Tomorrow, Friday, June 5, the Africa Progress Panel, chaired by Kofi Annan, will launch the 2015 Report on climate and energy at the World Economic Forum on Africa in Cape Town, South Africa.
The Report will make the case that Africa’s engagement in climate change is inextricably linked to its pressing energy needs.
In Africa, unequal access to energy has reinforced the wider inequalities linked to poverty, gender and the rural-urban divide that have accompanied the economic growth of the past 15 years.
Africa is already experiencing severe and damaging impacts from climate change, yet no region has done less to contribute to global warming than Africa.
With the world aiming for a major climate change deal this year, the Africa Progress Report 2015 will show how Africa can turn climate challenges into opportunities by transforming its energy, agriculture and finance sectors.
Africa needs more energy now – and everyone must have access. Energy is vital for economic growth, job creation and reducing poverty.
Africa is likely to need fossil fuels for some time; no industrialized country has developed using clean energy alone. But if African countries seriously commit themselves now to renewable energy sources, such as hydro, geothermal and solar power, they could leapfrog to cleaner energy as they have to mobile telephony – bypassing dependence on high-carbon fuels.
This energy transition must be matched by an agricultural transformation that unlocks the potential of Africa’s smallholder farmers to drive the continent’s development – while enabling them to cope with the multiple threats from climate change.

● **Recorded data**:
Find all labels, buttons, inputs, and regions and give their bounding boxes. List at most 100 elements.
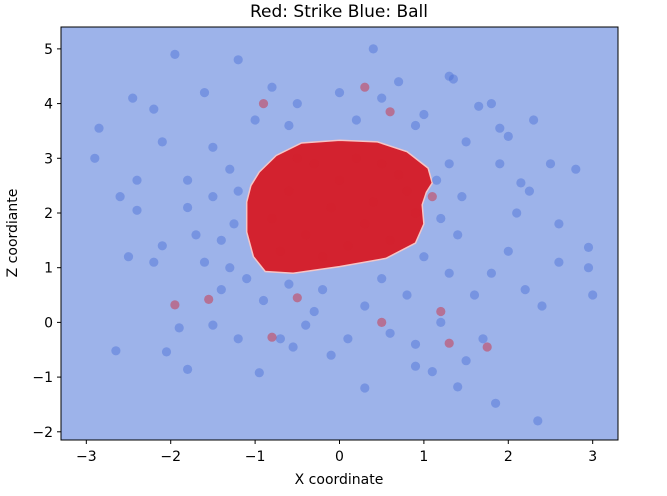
y-tick-label: 1	[44, 261, 53, 277]
ball-point	[301, 320, 311, 330]
ball-point	[545, 159, 556, 169]
ball-point	[360, 301, 370, 311]
ball-point	[537, 301, 547, 311]
ball-point	[225, 263, 235, 273]
strike-point	[275, 246, 285, 256]
ball-point	[233, 55, 243, 65]
ball-point	[174, 323, 184, 333]
ball-point	[491, 398, 501, 408]
ball-point	[436, 213, 446, 224]
strike-point	[436, 306, 446, 317]
x-axis-ticks: −3 −2 −1 0 1 2 3	[76, 440, 597, 465]
y-axis-label: Z coordiante	[5, 189, 21, 278]
strike-point	[351, 153, 361, 163]
ball-point	[275, 334, 285, 344]
y-tick-label: 2	[44, 206, 53, 222]
ball-point	[161, 347, 172, 357]
ball-point	[111, 346, 121, 356]
x-tick-label: 1	[419, 449, 428, 465]
ball-point	[436, 317, 446, 327]
ball-point	[583, 263, 594, 273]
strike-point	[444, 338, 454, 348]
ball-point	[254, 368, 264, 378]
ball-point	[229, 219, 239, 229]
strike-point	[394, 170, 404, 180]
x-tick-label: −1	[245, 449, 266, 465]
x-axis-label: X coordinate	[295, 472, 384, 488]
x-tick-label: 0	[335, 449, 344, 465]
ball-point	[402, 290, 412, 300]
ball-point	[486, 268, 496, 278]
strike-point	[170, 300, 180, 310]
ball-point	[225, 164, 235, 174]
ball-point	[132, 175, 142, 185]
ball-point	[444, 159, 454, 169]
ball-point	[115, 192, 125, 202]
ball-point	[524, 186, 535, 196]
y-tick-label: 4	[44, 97, 53, 113]
ball-point	[410, 361, 421, 371]
strike-point	[377, 159, 387, 169]
ball-point	[288, 342, 298, 352]
ball-point	[132, 205, 142, 215]
strike-point	[482, 342, 492, 352]
ball-point	[309, 306, 319, 317]
y-tick-label: −1	[32, 370, 53, 386]
ball-point	[520, 285, 530, 295]
ball-point	[199, 88, 210, 98]
ball-point	[216, 235, 226, 245]
x-tick-label: −2	[160, 449, 181, 465]
strike-point	[385, 107, 395, 117]
ball-point	[208, 320, 218, 330]
strike-point	[410, 208, 421, 218]
ball-point	[444, 268, 454, 278]
ball-point	[128, 93, 138, 103]
ball-point	[208, 142, 218, 152]
ball-point	[410, 120, 421, 131]
ball-point	[208, 192, 218, 202]
ball-point	[334, 88, 345, 98]
ball-point	[216, 285, 226, 295]
strike-point	[343, 241, 353, 251]
ball-point	[250, 115, 260, 125]
ball-point	[377, 93, 387, 103]
ball-point	[529, 115, 539, 125]
ball-point	[90, 153, 100, 163]
ball-point	[284, 279, 294, 289]
ball-point	[571, 164, 581, 174]
ball-point	[419, 109, 429, 120]
ball-point	[516, 178, 526, 188]
ball-point	[385, 328, 395, 338]
ball-point	[199, 257, 210, 267]
strike-point	[258, 99, 269, 109]
x-tick-label: 3	[588, 449, 597, 465]
ball-point	[292, 99, 302, 109]
ball-point	[157, 137, 167, 147]
ball-point	[149, 257, 159, 267]
plot-content	[90, 44, 598, 426]
strike-point	[368, 197, 378, 207]
strike-point	[292, 153, 302, 163]
ball-point	[461, 137, 471, 147]
ball-point	[242, 274, 252, 284]
ball-point	[157, 241, 167, 251]
ball-point	[478, 334, 488, 344]
strike-point	[318, 252, 328, 262]
strike-point	[309, 159, 319, 169]
strike-point	[334, 175, 345, 185]
series-ball	[90, 44, 598, 426]
strike-point	[385, 235, 395, 245]
ball-point	[444, 71, 454, 81]
strike-point	[402, 186, 412, 196]
x-tick-label: −3	[76, 449, 97, 465]
ball-point	[343, 334, 353, 344]
ball-point	[377, 274, 387, 284]
ball-point	[486, 99, 496, 109]
ball-point	[183, 364, 193, 374]
series-strike	[170, 82, 492, 352]
ball-point	[360, 383, 370, 393]
ball-point	[233, 186, 243, 196]
ball-point	[94, 123, 104, 133]
strike-point	[326, 202, 336, 213]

● **What you need to do**:
(1) Please update the records from the line that has "261, 53, 277]" through the line that has "189, 21, 278]", changing "ball-point" to "ball-marker" and leaving everything else as it is. Return only those lines.
(2) Write what comes next in the text on Africa's climate and energy report, starting after its last sentence.

● **Answers below**:
(1)
y-tick-label: 1	[44, 261, 53, 277]
ball-marker	[301, 320, 311, 330]
ball-marker	[545, 159, 556, 169]
ball-marker	[360, 301, 370, 311]
ball-marker	[537, 301, 547, 311]
ball-marker	[225, 263, 235, 273]
strike-point	[275, 246, 285, 256]
ball-marker	[233, 55, 243, 65]
ball-marker	[174, 323, 184, 333]
ball-marker	[491, 398, 501, 408]
ball-marker	[436, 213, 446, 224]
strike-point	[436, 306, 446, 317]
x-axis-ticks: −3 −2 −1 0 1 2 3	[76, 440, 597, 465]
y-axis-label: Z coordiante	[5, 189, 21, 278]

(2)
But then, these transformations in energy, agriculture and climate change adaptation will only happen if Africa receives more international financial support, mobilizes more domestic finance and strengthens its financial architecture.
There is plenty of evidence that the right climate change response could also build Africa’s prosperity.
The Africa Progress Report 2015 will, therefore, gather the critical evidence to make a powerful case for transforming Africa’s energy, agriculture and finance.
It will particularly look at how African policymakers can maximize all sources of finance, including domestic savings and private capital, towards the realisation of the envisaged transformation.
In preparation for the 2015 Africa Progress Report, the Panel organised three expert consultations, co-hosted a fourth with Oxford University’s Blavatnik School of Governance and attended meetings in Ghana and Kenya to brainstorm on the report’s themes.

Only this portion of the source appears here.